## WHAT IS NEEDED
Using the material below, copy every line where "this" appears.

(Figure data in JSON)
====

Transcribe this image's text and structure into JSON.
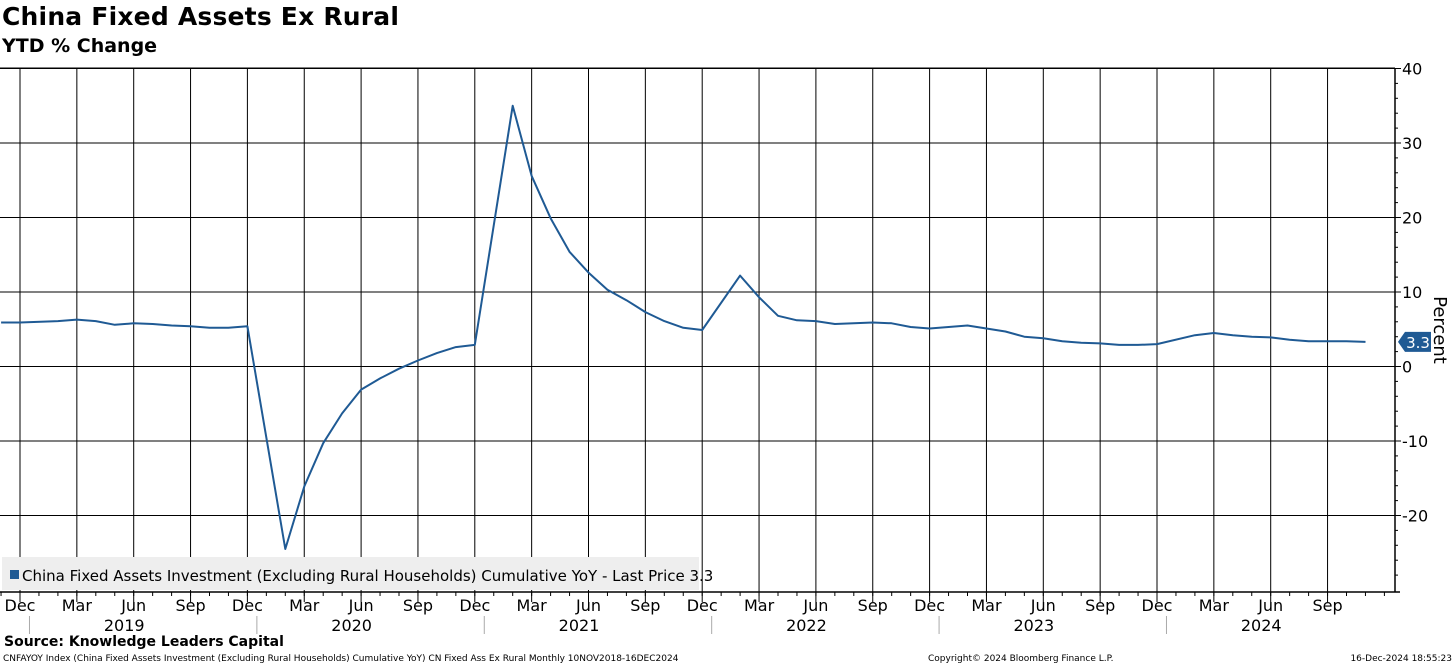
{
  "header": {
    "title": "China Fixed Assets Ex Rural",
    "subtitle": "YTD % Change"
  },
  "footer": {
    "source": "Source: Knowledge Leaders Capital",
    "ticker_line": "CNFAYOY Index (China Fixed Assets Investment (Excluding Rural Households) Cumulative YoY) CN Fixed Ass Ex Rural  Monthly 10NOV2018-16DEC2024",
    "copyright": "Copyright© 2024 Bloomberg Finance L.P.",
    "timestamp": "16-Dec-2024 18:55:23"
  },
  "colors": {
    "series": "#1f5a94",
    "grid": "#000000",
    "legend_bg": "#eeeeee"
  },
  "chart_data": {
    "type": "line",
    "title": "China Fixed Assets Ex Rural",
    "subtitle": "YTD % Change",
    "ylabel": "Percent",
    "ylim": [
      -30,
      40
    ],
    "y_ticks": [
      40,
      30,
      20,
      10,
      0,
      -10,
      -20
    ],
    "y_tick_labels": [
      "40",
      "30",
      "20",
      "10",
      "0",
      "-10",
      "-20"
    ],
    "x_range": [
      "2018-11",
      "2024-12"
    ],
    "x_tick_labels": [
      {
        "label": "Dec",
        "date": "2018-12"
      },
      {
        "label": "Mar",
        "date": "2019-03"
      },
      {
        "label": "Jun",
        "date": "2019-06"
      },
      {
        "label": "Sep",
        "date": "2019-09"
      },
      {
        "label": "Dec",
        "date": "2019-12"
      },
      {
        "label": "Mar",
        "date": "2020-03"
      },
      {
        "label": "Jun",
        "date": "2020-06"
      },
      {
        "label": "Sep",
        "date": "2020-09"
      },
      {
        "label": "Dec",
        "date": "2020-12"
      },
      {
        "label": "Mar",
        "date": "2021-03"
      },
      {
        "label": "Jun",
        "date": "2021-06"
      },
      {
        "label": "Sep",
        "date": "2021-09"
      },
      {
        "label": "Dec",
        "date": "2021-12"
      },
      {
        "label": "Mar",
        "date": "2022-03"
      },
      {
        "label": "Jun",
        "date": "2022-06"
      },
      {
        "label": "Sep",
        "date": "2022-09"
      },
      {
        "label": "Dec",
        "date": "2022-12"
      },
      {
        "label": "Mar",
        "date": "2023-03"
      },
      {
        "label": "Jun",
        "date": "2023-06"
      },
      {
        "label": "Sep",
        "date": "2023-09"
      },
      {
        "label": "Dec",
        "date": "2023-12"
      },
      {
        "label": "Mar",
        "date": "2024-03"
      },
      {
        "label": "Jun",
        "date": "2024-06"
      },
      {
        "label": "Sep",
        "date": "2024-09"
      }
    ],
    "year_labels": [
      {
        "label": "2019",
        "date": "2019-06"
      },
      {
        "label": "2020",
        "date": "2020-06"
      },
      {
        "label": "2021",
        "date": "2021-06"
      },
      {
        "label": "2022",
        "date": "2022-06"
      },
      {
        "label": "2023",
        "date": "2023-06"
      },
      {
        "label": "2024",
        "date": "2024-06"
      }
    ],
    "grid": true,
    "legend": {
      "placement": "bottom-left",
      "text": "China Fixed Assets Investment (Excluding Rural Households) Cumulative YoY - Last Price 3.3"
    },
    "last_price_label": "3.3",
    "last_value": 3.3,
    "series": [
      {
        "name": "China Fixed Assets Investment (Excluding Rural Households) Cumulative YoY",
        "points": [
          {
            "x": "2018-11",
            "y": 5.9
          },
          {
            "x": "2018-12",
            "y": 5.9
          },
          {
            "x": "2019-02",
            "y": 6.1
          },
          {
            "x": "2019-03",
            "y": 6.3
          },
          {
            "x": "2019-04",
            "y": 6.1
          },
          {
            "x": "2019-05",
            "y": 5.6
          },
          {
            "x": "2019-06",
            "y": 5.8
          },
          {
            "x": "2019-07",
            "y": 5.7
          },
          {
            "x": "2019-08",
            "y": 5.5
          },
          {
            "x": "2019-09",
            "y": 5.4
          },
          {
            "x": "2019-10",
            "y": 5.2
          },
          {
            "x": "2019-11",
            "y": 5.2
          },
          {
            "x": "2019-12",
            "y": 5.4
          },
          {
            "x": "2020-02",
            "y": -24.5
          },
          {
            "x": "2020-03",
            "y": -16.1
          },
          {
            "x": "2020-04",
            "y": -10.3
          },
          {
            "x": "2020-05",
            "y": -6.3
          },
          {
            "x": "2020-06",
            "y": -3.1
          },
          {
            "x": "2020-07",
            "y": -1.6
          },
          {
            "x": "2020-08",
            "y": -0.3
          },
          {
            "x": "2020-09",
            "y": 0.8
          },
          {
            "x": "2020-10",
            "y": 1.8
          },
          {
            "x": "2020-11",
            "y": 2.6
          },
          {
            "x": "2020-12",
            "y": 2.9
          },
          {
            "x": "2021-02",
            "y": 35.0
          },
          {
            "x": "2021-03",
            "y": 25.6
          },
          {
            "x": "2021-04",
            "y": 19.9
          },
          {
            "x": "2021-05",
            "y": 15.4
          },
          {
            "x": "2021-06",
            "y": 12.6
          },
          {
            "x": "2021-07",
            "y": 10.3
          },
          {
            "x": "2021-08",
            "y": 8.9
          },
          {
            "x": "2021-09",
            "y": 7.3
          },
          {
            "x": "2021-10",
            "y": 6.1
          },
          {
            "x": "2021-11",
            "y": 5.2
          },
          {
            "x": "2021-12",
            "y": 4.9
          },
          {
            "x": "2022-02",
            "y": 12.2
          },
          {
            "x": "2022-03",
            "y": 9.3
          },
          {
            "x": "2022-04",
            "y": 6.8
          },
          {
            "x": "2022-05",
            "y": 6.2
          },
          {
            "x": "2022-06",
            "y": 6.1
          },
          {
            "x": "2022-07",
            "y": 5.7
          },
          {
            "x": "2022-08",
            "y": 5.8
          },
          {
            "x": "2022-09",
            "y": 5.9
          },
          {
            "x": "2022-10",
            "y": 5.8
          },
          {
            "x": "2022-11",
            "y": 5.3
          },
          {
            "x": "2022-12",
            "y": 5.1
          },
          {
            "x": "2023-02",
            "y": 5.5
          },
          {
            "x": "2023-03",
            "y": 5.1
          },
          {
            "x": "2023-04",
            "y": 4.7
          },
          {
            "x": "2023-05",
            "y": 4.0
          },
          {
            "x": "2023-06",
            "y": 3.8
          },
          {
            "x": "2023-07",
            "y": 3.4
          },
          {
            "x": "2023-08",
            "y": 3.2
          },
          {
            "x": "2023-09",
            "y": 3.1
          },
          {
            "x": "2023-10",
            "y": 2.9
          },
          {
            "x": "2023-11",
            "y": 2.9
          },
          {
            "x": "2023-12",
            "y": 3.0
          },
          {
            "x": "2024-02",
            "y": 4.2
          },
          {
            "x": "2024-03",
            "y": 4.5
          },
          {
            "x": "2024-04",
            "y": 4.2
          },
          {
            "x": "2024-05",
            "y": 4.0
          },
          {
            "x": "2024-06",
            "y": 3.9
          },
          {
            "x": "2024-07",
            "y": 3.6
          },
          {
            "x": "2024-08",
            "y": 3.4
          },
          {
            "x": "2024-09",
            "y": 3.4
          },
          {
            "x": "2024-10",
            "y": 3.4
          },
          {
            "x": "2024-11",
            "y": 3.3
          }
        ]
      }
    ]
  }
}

====

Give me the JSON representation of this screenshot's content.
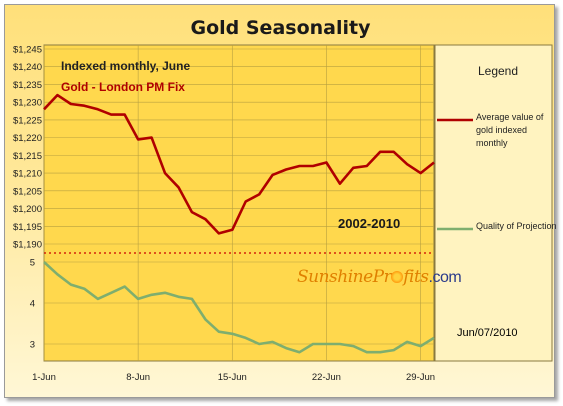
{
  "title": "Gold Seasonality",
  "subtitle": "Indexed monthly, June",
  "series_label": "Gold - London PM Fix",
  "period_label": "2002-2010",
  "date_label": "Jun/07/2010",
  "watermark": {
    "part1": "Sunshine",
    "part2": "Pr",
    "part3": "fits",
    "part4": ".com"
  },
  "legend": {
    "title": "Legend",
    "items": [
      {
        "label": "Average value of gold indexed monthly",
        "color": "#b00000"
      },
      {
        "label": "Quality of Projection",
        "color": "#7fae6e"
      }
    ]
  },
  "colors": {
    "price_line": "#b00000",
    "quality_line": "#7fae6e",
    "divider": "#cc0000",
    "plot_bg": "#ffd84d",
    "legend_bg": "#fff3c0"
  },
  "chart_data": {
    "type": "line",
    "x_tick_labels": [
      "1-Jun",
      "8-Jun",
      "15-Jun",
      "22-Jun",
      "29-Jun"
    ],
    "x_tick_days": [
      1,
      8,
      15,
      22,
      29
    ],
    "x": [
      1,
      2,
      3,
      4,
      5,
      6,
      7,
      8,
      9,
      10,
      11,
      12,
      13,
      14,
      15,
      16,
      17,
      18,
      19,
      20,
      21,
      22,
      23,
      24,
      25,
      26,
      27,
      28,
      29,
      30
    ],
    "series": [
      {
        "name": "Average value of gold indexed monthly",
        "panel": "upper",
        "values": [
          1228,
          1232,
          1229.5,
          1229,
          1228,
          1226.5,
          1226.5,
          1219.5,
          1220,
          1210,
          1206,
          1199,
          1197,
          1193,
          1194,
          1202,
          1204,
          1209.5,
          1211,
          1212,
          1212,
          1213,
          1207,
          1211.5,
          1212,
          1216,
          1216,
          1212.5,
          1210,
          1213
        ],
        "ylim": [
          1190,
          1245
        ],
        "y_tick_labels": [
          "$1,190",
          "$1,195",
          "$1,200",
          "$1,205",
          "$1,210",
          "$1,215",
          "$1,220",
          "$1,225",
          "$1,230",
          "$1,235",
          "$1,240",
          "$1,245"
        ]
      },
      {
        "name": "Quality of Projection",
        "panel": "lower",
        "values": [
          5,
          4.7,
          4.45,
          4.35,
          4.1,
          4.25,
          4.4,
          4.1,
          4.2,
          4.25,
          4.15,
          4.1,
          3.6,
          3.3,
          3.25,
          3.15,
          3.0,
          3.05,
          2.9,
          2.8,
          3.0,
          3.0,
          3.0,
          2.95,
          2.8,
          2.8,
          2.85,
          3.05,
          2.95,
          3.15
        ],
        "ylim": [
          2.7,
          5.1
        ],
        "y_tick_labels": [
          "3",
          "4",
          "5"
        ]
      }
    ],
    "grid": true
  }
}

====

## WORKED ANSWER
Transcribe this image's text and structure into JSON.
Give me the JSON representation of this screenshot's content.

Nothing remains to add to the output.